Only the pictures stay out; every record is to be quoted exactly.

(Collected data)
+===+

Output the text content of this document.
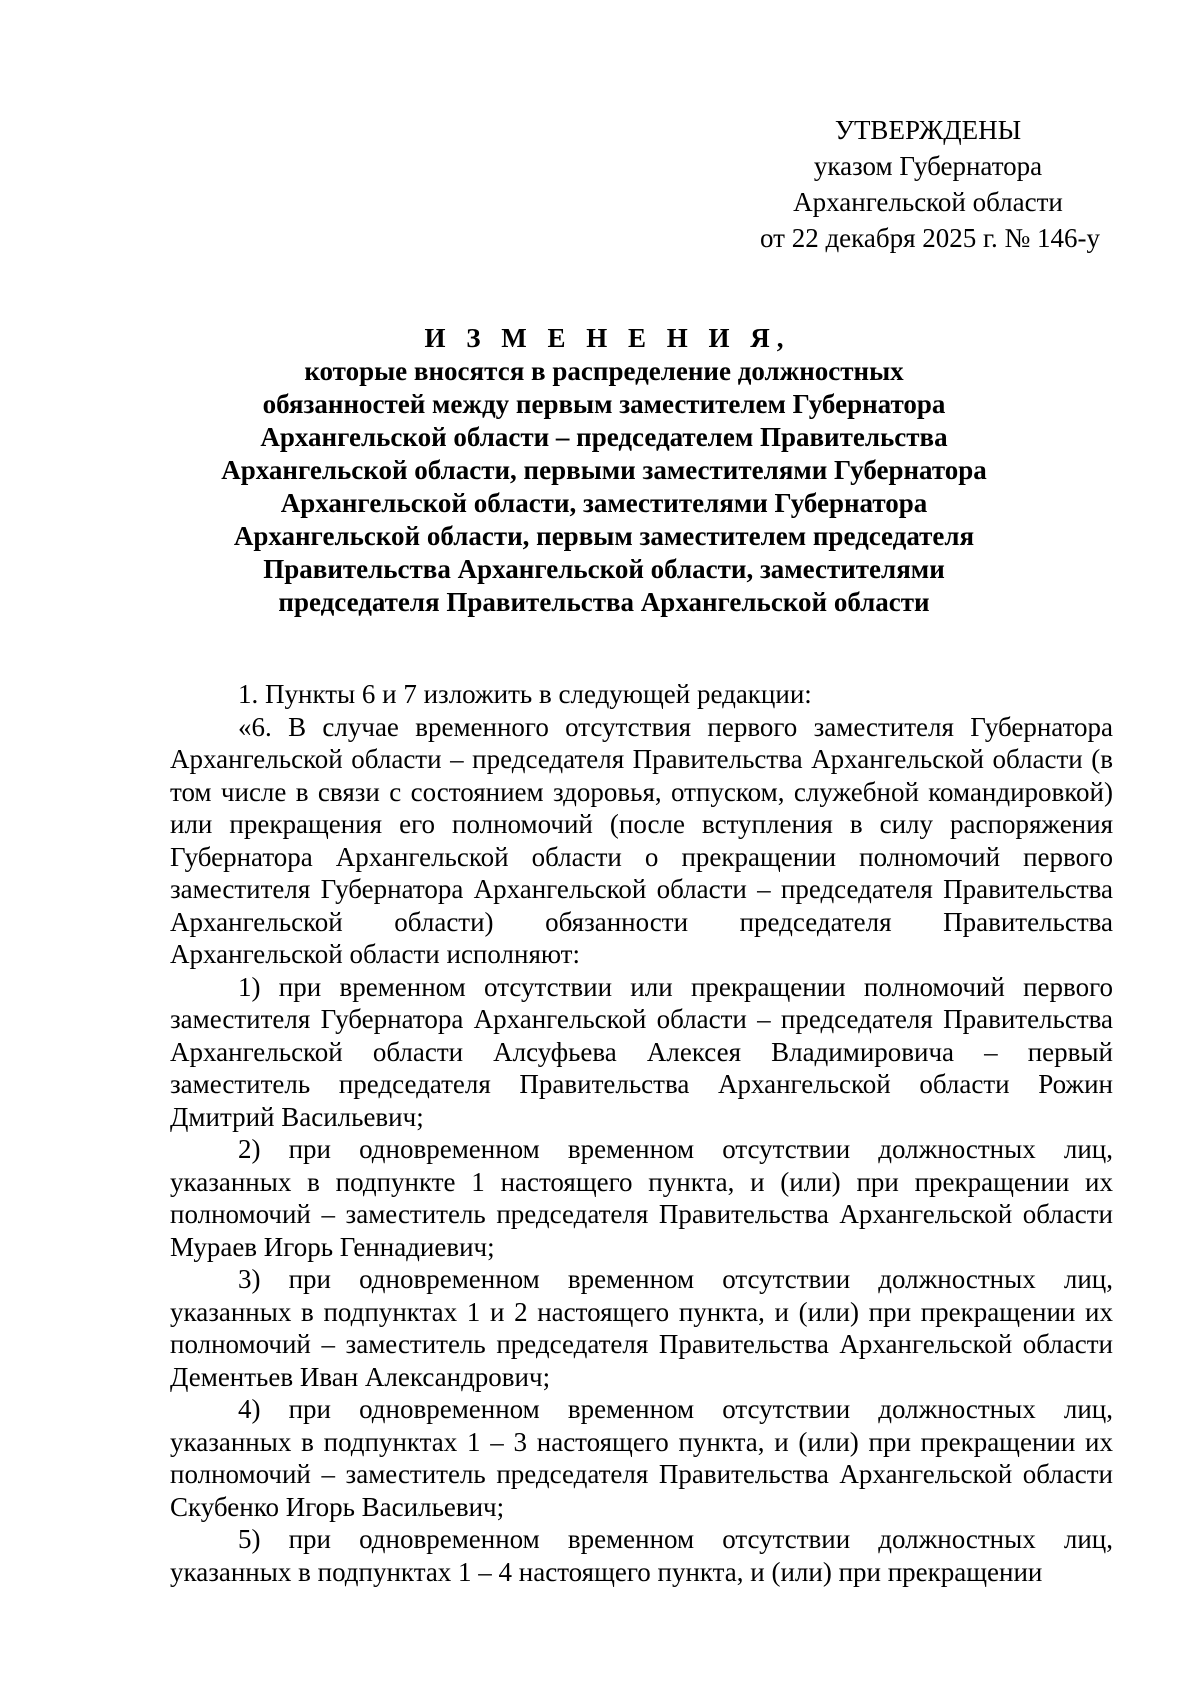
УТВЕРЖДЕНЫ
указом Губернатора
Архангельской области
от 22 декабря 2025 г. № 146-у
И З М Е Н Е Н И Я,
которые вносятся в распределение должностных
обязанностей между первым заместителем Губернатора
Архангельской области – председателем Правительства
Архангельской области, первыми заместителями Губернатора
Архангельской области, заместителями Губернатора
Архангельской области, первым заместителем председателя
Правительства Архангельской области, заместителями
председателя Правительства Архангельской области

1. Пункты 6 и 7 изложить в следующей редакции:

«6. В случае временного отсутствия первого заместителя Губернатора Архангельской области – председателя Правительства Архангельской области (в том числе в связи с состоянием здоровья, отпуском, служебной командировкой) или прекращения его полномочий (после вступления в силу распоряжения Губернатора Архангельской области о прекращении полномочий первого заместителя Губернатора Архангельской области – председателя Правительства Архангельской области) обязанности председателя Правительства Архангельской области исполняют:

1) при временном отсутствии или прекращении полномочий первого заместителя Губернатора Архангельской области – председателя Правительства Архангельской области Алсуфьева Алексея Владимировича – первый заместитель председателя Правительства Архангельской области Рожин Дмитрий Васильевич;

2) при одновременном временном отсутствии должностных лиц, указанных в подпункте 1 настоящего пункта, и (или) при прекращении их полномочий – заместитель председателя Правительства Архангельской области Мураев Игорь Геннадиевич;

3) при одновременном временном отсутствии должностных лиц, указанных в подпунктах 1 и 2 настоящего пункта, и (или) при прекращении их полномочий – заместитель председателя Правительства Архангельской области Дементьев Иван Александрович;

4) при одновременном временном отсутствии должностных лиц, указанных в подпунктах 1 – 3 настоящего пункта, и (или) при прекращении их полномочий – заместитель председателя Правительства Архангельской области Скубенко Игорь Васильевич;

5) при одновременном временном отсутствии должностных лиц, указанных в подпунктах 1 – 4 настоящего пункта, и (или) при прекращении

+===+

- Written answer -
Output the text content of this document.
УТВЕРЖДЕНЫ
указом Губернатора
Архангельской области
от 22 декабря 2025 г. № 146-у
И З М Е Н Е Н И Я,
которые вносятся в распределение должностных
обязанностей между первым заместителем Губернатора
Архангельской области – председателем Правительства
Архангельской области, первыми заместителями Губернатора
Архангельской области, заместителями Губернатора
Архангельской области, первым заместителем председателя
Правительства Архангельской области, заместителями
председателя Правительства Архангельской области

1. Пункты 6 и 7 изложить в следующей редакции:

«6. В случае временного отсутствия первого заместителя Губернатора Архангельской области – председателя Правительства Архангельской области (в том числе в связи с состоянием здоровья, отпуском, служебной командировкой) или прекращения его полномочий (после вступления в силу распоряжения Губернатора Архангельской области о прекращении полномочий первого заместителя Губернатора Архангельской области – председателя Правительства Архангельской области) обязанности председателя Правительства Архангельской области исполняют:

1) при временном отсутствии или прекращении полномочий первого заместителя Губернатора Архангельской области – председателя Правительства Архангельской области Алсуфьева Алексея Владимировича – первый заместитель председателя Правительства Архангельской области Рожин Дмитрий Васильевич;

2) при одновременном временном отсутствии должностных лиц, указанных в подпункте 1 настоящего пункта, и (или) при прекращении их полномочий – заместитель председателя Правительства Архангельской области Мураев Игорь Геннадиевич;

3) при одновременном временном отсутствии должностных лиц, указанных в подпунктах 1 и 2 настоящего пункта, и (или) при прекращении их полномочий – заместитель председателя Правительства Архангельской области Дементьев Иван Александрович;

4) при одновременном временном отсутствии должностных лиц, указанных в подпунктах 1 – 3 настоящего пункта, и (или) при прекращении их полномочий – заместитель председателя Правительства Архангельской области Скубенко Игорь Васильевич;

5) при одновременном временном отсутствии должностных лиц, указанных в подпунктах 1 – 4 настоящего пункта, и (или) при прекращении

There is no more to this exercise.